▶ **MATERIAL TO PROCESS**
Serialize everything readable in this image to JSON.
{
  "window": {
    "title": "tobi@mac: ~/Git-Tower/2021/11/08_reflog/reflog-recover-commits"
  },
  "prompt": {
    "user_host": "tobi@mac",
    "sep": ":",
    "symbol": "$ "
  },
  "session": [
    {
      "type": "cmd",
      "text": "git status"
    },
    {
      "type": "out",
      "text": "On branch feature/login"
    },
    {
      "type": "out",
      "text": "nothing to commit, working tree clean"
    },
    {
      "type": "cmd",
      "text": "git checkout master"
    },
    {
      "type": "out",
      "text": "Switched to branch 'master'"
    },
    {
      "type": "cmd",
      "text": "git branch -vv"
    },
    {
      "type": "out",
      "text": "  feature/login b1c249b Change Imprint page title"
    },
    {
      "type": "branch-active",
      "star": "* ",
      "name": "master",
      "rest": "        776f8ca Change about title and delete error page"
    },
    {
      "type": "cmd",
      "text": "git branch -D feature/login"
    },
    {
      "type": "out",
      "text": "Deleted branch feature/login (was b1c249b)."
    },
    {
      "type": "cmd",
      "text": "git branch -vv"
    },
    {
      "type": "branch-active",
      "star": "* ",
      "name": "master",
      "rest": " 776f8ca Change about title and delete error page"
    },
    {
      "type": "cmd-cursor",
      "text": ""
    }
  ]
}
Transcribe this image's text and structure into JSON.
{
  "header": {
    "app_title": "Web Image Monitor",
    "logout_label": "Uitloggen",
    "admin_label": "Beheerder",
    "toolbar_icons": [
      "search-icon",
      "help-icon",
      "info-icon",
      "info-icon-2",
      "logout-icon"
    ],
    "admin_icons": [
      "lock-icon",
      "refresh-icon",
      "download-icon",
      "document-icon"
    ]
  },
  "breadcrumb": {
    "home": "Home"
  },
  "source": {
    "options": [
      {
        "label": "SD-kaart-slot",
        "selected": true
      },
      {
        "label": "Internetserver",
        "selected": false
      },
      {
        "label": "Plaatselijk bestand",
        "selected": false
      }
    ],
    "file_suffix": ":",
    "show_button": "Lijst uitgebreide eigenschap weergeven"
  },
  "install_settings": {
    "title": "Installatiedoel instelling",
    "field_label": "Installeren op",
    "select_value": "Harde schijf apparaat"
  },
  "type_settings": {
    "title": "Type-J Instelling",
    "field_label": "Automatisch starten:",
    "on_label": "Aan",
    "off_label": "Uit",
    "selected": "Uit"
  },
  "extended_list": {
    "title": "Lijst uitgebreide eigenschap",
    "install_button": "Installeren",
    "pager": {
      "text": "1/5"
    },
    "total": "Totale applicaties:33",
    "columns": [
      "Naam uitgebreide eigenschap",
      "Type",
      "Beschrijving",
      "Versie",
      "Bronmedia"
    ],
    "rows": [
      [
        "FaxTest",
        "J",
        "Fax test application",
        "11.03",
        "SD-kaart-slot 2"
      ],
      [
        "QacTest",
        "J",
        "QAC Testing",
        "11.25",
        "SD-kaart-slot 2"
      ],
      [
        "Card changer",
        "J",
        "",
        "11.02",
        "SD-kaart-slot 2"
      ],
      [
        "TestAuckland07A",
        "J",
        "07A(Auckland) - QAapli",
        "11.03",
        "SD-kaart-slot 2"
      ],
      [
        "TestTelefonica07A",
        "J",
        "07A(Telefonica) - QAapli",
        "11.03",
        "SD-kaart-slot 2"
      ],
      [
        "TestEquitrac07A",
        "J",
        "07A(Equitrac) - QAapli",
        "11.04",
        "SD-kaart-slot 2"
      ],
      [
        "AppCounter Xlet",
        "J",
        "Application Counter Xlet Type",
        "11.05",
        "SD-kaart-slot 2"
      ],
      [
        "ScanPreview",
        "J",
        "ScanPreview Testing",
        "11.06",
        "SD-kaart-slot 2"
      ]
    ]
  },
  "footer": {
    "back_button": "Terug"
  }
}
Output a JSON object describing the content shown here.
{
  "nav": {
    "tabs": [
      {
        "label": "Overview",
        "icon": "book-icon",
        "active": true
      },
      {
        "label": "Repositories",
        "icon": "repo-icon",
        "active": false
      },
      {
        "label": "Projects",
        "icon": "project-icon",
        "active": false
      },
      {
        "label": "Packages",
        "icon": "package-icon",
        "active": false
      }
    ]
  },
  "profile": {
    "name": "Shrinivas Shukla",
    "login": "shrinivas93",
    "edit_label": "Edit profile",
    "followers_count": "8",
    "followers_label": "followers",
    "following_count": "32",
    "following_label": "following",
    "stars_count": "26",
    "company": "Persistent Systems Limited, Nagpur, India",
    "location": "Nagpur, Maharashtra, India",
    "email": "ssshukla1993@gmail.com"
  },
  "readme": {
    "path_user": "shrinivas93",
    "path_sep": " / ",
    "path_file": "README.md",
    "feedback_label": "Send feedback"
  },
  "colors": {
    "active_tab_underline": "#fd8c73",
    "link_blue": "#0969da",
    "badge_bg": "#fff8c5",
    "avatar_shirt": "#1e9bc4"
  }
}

▶ **AIM OF THE EXERCISE**
All of the records must be retyped exactly as they are.

▶ **FULL SOLUTION**
Serialize everything readable in this image to JSON.
{
  "window": {
    "title": "tobi@mac: ~/Git-Tower/2021/11/08_reflog/reflog-recover-commits"
  },
  "prompt": {
    "user_host": "tobi@mac",
    "sep": ":",
    "symbol": "$ "
  },
  "session": [
    {
      "type": "cmd",
      "text": "git status"
    },
    {
      "type": "out",
      "text": "On branch feature/login"
    },
    {
      "type": "out",
      "text": "nothing to commit, working tree clean"
    },
    {
      "type": "cmd",
      "text": "git checkout master"
    },
    {
      "type": "out",
      "text": "Switched to branch 'master'"
    },
    {
      "type": "cmd",
      "text": "git branch -vv"
    },
    {
      "type": "out",
      "text": "  feature/login b1c249b Change Imprint page title"
    },
    {
      "type": "branch-active",
      "star": "* ",
      "name": "master",
      "rest": "        776f8ca Change about title and delete error page"
    },
    {
      "type": "cmd",
      "text": "git branch -D feature/login"
    },
    {
      "type": "out",
      "text": "Deleted branch feature/login (was b1c249b)."
    },
    {
      "type": "cmd",
      "text": "git branch -vv"
    },
    {
      "type": "branch-active",
      "star": "* ",
      "name": "master",
      "rest": " 776f8ca Change about title and delete error page"
    },
    {
      "type": "cmd-cursor",
      "text": ""
    }
  ]
}
Transcribe this image's text and structure into JSON.
{
  "header": {
    "app_title": "Web Image Monitor",
    "logout_label": "Uitloggen",
    "admin_label": "Beheerder",
    "toolbar_icons": [
      "search-icon",
      "help-icon",
      "info-icon",
      "info-icon-2",
      "logout-icon"
    ],
    "admin_icons": [
      "lock-icon",
      "refresh-icon",
      "download-icon",
      "document-icon"
    ]
  },
  "breadcrumb": {
    "home": "Home"
  },
  "source": {
    "options": [
      {
        "label": "SD-kaart-slot",
        "selected": true
      },
      {
        "label": "Internetserver",
        "selected": false
      },
      {
        "label": "Plaatselijk bestand",
        "selected": false
      }
    ],
    "file_suffix": ":",
    "show_button": "Lijst uitgebreide eigenschap weergeven"
  },
  "install_settings": {
    "title": "Installatiedoel instelling",
    "field_label": "Installeren op",
    "select_value": "Harde schijf apparaat"
  },
  "type_settings": {
    "title": "Type-J Instelling",
    "field_label": "Automatisch starten:",
    "on_label": "Aan",
    "off_label": "Uit",
    "selected": "Uit"
  },
  "extended_list": {
    "title": "Lijst uitgebreide eigenschap",
    "install_button": "Installeren",
    "pager": {
      "text": "1/5"
    },
    "total": "Totale applicaties:33",
    "columns": [
      "Naam uitgebreide eigenschap",
      "Type",
      "Beschrijving",
      "Versie",
      "Bronmedia"
    ],
    "rows": [
      [
        "FaxTest",
        "J",
        "Fax test application",
        "11.03",
        "SD-kaart-slot 2"
      ],
      [
        "QacTest",
        "J",
        "QAC Testing",
        "11.25",
        "SD-kaart-slot 2"
      ],
      [
        "Card changer",
        "J",
        "",
        "11.02",
        "SD-kaart-slot 2"
      ],
      [
        "TestAuckland07A",
        "J",
        "07A(Auckland) - QAapli",
        "11.03",
        "SD-kaart-slot 2"
      ],
      [
        "TestTelefonica07A",
        "J",
        "07A(Telefonica) - QAapli",
        "11.03",
        "SD-kaart-slot 2"
      ],
      [
        "TestEquitrac07A",
        "J",
        "07A(Equitrac) - QAapli",
        "11.04",
        "SD-kaart-slot 2"
      ],
      [
        "AppCounter Xlet",
        "J",
        "Application Counter Xlet Type",
        "11.05",
        "SD-kaart-slot 2"
      ],
      [
        "ScanPreview",
        "J",
        "ScanPreview Testing",
        "11.06",
        "SD-kaart-slot 2"
      ]
    ]
  },
  "footer": {
    "back_button": "Terug"
  }
}
Output a JSON object describing the content shown here.
{
  "nav": {
    "tabs": [
      {
        "label": "Overview",
        "icon": "book-icon",
        "active": true
      },
      {
        "label": "Repositories",
        "icon": "repo-icon",
        "active": false
      },
      {
        "label": "Projects",
        "icon": "project-icon",
        "active": false
      },
      {
        "label": "Packages",
        "icon": "package-icon",
        "active": false
      }
    ]
  },
  "profile": {
    "name": "Shrinivas Shukla",
    "login": "shrinivas93",
    "edit_label": "Edit profile",
    "followers_count": "8",
    "followers_label": "followers",
    "following_count": "32",
    "following_label": "following",
    "stars_count": "26",
    "company": "Persistent Systems Limited, Nagpur, India",
    "location": "Nagpur, Maharashtra, India",
    "email": "ssshukla1993@gmail.com"
  },
  "readme": {
    "path_user": "shrinivas93",
    "path_sep": " / ",
    "path_file": "README.md",
    "feedback_label": "Send feedback"
  },
  "colors": {
    "active_tab_underline": "#fd8c73",
    "link_blue": "#0969da",
    "badge_bg": "#fff8c5",
    "avatar_shirt": "#1e9bc4"
  }
}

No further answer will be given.